• _Records for the task_:
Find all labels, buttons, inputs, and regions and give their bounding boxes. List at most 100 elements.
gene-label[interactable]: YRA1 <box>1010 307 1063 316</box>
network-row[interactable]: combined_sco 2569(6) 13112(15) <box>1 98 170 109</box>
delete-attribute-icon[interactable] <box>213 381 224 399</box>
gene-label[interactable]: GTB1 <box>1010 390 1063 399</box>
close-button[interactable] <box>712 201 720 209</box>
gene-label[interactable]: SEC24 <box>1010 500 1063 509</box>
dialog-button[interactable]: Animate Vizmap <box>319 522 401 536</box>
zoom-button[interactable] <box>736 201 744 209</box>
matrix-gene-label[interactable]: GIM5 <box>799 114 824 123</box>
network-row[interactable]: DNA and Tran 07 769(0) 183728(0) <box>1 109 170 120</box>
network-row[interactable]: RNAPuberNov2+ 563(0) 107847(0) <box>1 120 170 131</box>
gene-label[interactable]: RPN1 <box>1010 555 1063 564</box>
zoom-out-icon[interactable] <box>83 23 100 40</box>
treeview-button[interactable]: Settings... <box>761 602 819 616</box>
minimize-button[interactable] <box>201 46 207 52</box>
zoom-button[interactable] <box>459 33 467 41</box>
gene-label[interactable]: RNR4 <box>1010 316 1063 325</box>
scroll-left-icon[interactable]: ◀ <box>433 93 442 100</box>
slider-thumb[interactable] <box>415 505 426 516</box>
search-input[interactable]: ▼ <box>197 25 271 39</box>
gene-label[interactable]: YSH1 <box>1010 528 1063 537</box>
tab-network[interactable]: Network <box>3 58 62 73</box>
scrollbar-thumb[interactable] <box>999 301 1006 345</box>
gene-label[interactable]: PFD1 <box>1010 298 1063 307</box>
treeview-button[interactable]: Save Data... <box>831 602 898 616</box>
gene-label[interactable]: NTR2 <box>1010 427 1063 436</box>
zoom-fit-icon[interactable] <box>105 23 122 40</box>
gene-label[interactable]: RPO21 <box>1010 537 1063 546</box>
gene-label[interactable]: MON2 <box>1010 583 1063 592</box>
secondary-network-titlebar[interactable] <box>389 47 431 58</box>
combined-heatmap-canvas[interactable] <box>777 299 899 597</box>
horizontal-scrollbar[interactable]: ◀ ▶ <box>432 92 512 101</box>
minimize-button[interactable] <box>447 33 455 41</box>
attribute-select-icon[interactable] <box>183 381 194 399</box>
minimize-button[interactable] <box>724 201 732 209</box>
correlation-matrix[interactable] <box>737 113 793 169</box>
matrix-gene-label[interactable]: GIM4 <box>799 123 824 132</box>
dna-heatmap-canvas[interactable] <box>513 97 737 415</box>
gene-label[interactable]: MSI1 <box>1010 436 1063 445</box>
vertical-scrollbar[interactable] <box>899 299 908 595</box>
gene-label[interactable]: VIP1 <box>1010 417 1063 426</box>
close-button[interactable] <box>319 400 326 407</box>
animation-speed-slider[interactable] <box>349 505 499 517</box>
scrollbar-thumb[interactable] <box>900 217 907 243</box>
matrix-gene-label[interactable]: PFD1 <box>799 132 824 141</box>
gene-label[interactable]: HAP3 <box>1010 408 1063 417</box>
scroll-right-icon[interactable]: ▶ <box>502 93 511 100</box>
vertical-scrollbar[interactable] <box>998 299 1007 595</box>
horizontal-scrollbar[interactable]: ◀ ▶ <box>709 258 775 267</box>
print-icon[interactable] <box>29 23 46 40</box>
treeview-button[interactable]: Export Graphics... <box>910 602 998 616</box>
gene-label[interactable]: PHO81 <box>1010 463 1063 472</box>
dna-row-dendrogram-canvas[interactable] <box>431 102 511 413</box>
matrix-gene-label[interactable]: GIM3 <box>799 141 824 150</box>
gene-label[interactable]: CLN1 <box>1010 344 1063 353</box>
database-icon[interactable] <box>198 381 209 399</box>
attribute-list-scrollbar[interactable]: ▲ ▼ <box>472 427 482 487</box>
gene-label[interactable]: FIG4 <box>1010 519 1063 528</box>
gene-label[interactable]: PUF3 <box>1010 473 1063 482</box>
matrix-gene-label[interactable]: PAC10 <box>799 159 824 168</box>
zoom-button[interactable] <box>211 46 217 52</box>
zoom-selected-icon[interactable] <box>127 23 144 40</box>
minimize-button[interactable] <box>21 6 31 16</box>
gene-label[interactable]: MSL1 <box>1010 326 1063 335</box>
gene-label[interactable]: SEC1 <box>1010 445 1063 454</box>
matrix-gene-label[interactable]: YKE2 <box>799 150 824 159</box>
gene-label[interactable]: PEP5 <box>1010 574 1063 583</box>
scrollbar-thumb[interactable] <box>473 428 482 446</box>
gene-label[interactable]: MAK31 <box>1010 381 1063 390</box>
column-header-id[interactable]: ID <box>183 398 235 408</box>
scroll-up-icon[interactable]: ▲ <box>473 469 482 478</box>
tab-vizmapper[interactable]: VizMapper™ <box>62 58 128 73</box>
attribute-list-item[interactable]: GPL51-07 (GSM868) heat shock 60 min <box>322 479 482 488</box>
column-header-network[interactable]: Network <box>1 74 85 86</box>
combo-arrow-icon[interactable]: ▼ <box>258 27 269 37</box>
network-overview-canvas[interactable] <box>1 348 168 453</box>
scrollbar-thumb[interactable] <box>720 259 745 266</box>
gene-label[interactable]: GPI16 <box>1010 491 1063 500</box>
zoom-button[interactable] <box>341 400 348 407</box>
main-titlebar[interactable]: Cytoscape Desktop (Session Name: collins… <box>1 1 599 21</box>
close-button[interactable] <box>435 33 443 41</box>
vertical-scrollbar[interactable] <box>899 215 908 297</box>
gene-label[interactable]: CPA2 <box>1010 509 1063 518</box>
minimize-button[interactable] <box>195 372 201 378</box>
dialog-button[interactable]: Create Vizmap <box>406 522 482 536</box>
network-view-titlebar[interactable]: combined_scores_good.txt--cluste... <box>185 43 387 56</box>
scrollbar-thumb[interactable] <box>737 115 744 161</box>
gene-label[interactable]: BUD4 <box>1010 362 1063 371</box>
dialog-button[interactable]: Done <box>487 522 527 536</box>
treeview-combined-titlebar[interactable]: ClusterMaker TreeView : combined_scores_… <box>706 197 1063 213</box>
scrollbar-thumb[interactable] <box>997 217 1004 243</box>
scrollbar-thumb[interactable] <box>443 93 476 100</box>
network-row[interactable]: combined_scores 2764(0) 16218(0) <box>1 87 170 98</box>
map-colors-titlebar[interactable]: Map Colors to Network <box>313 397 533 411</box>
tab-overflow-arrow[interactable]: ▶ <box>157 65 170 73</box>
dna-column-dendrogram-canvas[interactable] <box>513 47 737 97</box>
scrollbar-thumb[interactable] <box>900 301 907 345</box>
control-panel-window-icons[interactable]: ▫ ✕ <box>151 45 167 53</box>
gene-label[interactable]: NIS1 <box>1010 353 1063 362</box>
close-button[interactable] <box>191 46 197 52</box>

• _Your objective_:
Arrange the lines above as a numbered list, starting at the first line and ending at the line that contains "network-row[interactable]: DNA and", both included, with blank lines left out.

• _Response below_:
1. Find all labels, buttons, inputs, and regions and give their bounding boxes. List at most 100 elements.
2. gene-label[interactable]: YRA1 <box>1010 307 1063 316</box>
3. network-row[interactable]: combined_sco 2569(6) 13112(15) <box>1 98 170 109</box>
4. delete-attribute-icon[interactable] <box>213 381 224 399</box>
5. gene-label[interactable]: GTB1 <box>1010 390 1063 399</box>
6. close-button[interactable] <box>712 201 720 209</box>
7. gene-label[interactable]: SEC24 <box>1010 500 1063 509</box>
8. dialog-button[interactable]: Animate Vizmap <box>319 522 401 536</box>
9. zoom-button[interactable] <box>736 201 744 209</box>
10. matrix-gene-label[interactable]: GIM5 <box>799 114 824 123</box>
11. network-row[interactable]: DNA and Tran 07 769(0) 183728(0) <box>1 109 170 120</box>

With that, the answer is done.